Items from a figure collection
++++

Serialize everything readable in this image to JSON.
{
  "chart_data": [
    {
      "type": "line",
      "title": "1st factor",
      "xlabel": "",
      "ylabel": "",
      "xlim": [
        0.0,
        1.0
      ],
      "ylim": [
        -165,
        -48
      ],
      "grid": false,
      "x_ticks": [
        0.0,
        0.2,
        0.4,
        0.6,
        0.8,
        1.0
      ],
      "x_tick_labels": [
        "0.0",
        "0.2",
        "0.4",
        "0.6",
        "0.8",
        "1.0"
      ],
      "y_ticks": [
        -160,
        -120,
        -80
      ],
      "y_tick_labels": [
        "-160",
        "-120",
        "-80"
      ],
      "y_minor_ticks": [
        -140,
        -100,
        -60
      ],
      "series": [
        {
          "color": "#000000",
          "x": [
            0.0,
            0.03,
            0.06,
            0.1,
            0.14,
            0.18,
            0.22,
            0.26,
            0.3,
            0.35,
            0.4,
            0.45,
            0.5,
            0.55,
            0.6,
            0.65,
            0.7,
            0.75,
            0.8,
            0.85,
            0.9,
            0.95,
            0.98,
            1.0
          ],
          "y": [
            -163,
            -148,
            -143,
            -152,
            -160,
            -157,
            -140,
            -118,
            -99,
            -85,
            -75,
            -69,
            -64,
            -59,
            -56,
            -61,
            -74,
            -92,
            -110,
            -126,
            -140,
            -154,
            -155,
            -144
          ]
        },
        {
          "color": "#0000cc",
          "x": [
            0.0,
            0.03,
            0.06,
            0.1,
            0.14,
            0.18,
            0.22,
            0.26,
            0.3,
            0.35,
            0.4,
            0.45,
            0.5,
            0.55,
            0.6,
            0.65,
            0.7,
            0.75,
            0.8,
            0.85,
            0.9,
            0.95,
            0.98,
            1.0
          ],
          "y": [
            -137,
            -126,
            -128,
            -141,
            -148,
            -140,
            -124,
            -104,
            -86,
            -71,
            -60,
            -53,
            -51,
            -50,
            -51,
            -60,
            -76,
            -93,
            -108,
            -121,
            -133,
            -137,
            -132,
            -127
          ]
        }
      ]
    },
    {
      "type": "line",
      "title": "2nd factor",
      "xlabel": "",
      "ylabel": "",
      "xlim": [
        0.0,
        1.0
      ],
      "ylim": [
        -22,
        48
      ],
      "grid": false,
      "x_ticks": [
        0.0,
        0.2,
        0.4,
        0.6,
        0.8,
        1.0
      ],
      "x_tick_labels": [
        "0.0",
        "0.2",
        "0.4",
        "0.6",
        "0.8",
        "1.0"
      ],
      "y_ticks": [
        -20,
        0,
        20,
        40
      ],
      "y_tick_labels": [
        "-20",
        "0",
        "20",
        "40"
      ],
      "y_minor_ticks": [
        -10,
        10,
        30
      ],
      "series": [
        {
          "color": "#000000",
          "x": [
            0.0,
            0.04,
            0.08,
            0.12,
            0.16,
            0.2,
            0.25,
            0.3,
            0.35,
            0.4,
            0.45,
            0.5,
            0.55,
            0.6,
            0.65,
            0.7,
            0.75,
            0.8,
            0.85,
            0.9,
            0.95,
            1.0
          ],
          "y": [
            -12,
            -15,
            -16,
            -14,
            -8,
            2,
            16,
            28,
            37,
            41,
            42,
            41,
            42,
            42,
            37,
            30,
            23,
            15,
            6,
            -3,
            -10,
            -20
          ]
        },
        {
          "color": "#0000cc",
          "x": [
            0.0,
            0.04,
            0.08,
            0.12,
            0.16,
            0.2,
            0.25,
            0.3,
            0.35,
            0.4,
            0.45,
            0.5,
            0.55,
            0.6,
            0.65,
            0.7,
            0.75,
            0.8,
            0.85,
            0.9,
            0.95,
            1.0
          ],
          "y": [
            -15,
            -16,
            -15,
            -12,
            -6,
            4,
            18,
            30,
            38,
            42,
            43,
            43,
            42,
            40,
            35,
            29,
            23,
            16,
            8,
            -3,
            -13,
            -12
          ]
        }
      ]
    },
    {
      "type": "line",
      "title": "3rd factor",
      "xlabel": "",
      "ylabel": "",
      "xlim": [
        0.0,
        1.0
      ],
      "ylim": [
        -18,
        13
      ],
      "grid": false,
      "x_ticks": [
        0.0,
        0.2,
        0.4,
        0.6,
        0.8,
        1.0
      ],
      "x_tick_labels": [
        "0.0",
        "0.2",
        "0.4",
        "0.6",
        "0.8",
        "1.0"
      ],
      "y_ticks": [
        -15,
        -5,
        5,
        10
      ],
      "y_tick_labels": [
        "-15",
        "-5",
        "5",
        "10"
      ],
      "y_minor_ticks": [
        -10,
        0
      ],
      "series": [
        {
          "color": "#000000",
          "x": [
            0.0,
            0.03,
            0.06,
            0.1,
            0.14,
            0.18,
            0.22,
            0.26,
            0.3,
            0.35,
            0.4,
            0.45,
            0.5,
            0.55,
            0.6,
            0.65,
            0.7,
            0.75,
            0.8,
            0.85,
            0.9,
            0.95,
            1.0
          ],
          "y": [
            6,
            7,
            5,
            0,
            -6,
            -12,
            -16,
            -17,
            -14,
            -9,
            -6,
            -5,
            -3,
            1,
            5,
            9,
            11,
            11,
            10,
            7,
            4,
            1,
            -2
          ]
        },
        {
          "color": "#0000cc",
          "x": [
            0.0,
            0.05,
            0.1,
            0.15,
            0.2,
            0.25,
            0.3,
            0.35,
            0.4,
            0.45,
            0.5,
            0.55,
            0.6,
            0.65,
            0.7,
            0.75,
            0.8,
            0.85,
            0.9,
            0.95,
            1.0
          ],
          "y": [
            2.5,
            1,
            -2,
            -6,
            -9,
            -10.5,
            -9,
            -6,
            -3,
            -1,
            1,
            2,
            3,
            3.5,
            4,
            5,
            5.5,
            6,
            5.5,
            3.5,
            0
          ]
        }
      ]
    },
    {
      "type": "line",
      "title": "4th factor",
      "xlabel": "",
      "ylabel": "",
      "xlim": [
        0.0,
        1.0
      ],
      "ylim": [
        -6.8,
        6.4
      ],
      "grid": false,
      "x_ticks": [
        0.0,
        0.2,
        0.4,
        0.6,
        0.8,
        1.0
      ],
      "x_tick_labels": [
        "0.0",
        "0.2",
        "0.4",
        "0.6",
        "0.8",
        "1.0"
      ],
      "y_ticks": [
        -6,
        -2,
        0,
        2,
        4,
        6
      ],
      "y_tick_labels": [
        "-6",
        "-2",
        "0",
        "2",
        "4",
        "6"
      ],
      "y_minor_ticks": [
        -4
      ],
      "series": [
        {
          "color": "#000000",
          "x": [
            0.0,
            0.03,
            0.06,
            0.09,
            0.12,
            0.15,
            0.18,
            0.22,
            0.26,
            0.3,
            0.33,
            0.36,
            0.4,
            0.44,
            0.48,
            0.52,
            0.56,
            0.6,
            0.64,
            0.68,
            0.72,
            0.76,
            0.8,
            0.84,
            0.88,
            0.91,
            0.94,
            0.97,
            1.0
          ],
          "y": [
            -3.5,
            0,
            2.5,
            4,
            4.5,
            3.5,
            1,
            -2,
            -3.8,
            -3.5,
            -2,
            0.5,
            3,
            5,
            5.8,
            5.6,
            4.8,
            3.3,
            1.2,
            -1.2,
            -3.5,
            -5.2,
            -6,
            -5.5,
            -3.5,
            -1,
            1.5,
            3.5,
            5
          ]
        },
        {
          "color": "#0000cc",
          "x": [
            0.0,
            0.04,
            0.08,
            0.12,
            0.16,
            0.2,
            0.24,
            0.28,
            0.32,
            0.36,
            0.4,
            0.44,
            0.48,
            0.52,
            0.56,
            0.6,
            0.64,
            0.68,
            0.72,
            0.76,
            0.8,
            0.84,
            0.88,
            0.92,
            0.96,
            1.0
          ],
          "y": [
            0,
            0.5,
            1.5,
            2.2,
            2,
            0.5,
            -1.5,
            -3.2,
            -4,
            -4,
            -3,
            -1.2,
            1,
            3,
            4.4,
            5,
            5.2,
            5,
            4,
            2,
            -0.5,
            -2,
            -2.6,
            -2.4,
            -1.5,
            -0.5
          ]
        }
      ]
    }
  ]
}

++++

YOUR OBJECTIVE | Find the word "factor" in the data and copy out each line where it turns up.

EXERCISE RESPONSE |
      "title": "1st factor",
      "title": "2nd factor",
      "title": "3rd factor",
      "title": "4th factor",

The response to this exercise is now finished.